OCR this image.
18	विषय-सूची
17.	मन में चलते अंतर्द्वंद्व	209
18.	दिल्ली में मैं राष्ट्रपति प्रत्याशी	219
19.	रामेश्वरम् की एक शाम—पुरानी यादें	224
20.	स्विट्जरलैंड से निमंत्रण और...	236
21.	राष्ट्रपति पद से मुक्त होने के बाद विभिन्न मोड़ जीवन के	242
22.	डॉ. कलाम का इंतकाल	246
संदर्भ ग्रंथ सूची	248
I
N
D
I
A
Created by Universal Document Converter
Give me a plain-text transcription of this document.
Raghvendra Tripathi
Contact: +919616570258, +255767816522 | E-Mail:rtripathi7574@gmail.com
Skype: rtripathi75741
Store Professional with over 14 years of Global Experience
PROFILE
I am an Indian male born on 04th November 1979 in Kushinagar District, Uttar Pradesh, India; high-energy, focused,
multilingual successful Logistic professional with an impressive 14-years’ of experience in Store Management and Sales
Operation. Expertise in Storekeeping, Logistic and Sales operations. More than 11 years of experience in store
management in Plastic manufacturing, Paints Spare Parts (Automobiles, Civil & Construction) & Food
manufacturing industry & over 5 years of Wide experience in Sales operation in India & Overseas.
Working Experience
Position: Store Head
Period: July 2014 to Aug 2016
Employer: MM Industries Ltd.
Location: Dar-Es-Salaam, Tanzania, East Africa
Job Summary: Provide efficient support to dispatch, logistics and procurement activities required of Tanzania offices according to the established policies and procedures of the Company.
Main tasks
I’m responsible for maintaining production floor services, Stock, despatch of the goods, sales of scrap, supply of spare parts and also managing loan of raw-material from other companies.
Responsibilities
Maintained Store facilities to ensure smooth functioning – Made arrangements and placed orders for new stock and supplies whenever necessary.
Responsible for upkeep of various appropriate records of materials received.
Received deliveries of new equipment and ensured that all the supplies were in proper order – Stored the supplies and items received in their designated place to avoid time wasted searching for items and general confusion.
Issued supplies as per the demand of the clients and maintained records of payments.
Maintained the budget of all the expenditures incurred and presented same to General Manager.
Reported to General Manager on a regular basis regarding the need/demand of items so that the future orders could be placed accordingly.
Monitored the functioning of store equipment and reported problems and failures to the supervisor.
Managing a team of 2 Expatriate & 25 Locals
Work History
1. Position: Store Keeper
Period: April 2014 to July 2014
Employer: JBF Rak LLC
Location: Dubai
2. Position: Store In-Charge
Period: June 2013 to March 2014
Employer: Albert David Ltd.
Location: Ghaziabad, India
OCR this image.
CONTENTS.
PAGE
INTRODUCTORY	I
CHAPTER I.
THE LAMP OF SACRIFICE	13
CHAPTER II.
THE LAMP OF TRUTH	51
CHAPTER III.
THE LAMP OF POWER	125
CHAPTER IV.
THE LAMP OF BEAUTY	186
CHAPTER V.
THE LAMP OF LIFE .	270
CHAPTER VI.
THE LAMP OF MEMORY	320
________________
**TASK DETAILS**
Your answer should be one number: the count of lines in the data above that include the word "July".

**THE OUTPUT**
2